**Jobs**
1. Answer these questions about the bug-report thread:
(a) Which applications does Cleber Santz say are currently running?
(b) To whom was the assignee changed directly from ubuntu-kernel-team?
(c) Which option should be selected at the recovery menu?
2. Extract the passage of the bug-report thread from "kernel /boot/vmlinuz-2.6.24-15-generic root=UUID=..... ro quiet" up to and including "know the results.", copying it word for word.

---------- Excerpted text

Revision history for this message
Cleber Santz (clebersantz) wrote :

I have only running at this time firefox with one Tab and totem playing some MP4 audiobook`s

Changed in linux:
status: Fix Released → New
Changed in linux:
assignee: nobody → ubuntu-kernel-team
status: New → Triaged
Changed in linux:
assignee: ubuntu-kernel-team → colin-king
status: Triaged → In Progress
Changed in linux:
assignee: colin-king → abogani
Changed in linux:
assignee: abogani → colin-king
24 comments hidden view all 104 comments
Revision history for this message
Colin Ian King (colin-king) wrote :

Hi Barteq,

A couple of things:

1. can you please attach the following information so that we can look at this problem for your machine and configuration in more detail:

* uname -a > uname-a.log
* cat /proc/version_signature > version.log
* dmesg > dmesg.log
* sudo lspci -vvnn > lspci-vvnn.log

2. Also, can you boot your machine into single user mode by editing the boot line in grub - press e to edit at boot time in grub - and change

kernel /boot/vmlinuz-2.6.24-15-generic root=UUID=..... ro quiet splash

to

kernel /boot/vmlinuz-2.6.24-15-generic root=UUID=..... ro S

and at the recovery menu select 'drop to root shell prompt'

and run powertop in single user mode to see if the system behaves differently than in multi-user mode when idle and let us know the results.

--------------------
---------- Dataset excerpts

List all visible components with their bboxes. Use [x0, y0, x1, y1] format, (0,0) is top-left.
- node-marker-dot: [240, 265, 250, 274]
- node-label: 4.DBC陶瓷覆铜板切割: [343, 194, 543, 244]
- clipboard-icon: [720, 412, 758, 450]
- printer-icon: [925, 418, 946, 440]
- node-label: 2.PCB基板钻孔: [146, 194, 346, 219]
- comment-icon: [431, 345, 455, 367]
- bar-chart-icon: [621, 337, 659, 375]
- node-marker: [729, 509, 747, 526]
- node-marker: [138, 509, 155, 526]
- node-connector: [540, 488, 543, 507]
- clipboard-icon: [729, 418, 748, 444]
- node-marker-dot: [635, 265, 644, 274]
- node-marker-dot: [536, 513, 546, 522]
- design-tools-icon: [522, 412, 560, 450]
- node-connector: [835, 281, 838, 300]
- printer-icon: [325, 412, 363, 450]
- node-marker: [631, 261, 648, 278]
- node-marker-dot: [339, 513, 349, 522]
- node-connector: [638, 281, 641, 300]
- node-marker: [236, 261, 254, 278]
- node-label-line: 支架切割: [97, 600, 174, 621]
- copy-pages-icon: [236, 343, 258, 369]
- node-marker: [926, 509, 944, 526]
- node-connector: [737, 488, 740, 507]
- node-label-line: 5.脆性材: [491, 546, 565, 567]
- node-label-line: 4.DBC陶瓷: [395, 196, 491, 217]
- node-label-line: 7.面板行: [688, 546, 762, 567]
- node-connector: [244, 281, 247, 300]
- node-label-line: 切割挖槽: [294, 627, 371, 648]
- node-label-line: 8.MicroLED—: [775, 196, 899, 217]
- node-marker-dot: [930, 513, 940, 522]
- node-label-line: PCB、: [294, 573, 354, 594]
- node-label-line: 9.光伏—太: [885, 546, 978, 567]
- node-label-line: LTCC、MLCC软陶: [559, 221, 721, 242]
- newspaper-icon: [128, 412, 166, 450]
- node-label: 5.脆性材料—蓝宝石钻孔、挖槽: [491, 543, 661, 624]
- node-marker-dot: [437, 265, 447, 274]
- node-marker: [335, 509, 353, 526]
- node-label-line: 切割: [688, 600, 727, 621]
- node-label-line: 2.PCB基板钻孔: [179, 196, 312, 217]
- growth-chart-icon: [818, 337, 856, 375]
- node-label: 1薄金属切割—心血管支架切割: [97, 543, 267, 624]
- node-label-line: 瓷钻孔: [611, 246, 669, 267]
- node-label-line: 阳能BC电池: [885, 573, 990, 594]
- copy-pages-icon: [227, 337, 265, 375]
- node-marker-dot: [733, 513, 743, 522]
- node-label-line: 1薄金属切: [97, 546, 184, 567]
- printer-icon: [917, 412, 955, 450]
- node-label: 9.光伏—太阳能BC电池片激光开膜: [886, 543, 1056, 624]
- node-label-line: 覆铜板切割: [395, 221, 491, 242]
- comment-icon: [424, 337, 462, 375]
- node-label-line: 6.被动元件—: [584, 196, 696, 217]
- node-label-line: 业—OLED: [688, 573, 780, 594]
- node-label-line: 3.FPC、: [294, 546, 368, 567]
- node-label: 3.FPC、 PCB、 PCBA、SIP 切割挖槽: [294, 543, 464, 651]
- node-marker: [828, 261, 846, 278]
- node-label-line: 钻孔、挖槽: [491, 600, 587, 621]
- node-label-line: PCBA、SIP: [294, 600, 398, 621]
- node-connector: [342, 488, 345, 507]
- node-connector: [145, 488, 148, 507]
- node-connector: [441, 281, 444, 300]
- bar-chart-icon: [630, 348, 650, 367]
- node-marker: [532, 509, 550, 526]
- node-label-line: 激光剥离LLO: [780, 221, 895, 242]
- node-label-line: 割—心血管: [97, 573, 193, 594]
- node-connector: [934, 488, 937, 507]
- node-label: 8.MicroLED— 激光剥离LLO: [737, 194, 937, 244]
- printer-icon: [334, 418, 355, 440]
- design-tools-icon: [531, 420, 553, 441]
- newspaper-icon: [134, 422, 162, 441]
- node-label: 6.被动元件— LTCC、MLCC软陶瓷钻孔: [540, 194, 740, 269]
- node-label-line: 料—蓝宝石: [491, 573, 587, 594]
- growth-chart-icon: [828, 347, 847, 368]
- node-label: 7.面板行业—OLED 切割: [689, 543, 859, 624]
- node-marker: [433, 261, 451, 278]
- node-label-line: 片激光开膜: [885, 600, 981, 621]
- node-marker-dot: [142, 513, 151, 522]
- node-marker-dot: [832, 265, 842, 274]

--------------------

**Final answers**
1.
(a) Firefox with one tab, and totem playing some MP4 audiobooks.
(b) colin-king.
(c) 'drop to root shell prompt'.

2.
kernel /boot/vmlinuz-2.6.24-15-generic root=UUID=..... ro quiet splash

to

kernel /boot/vmlinuz-2.6.24-15-generic root=UUID=..... ro S

and at the recovery menu select 'drop to root shell prompt'

and run powertop in single user mode to see if the system behaves differently than in multi-user mode when idle and let us know the results.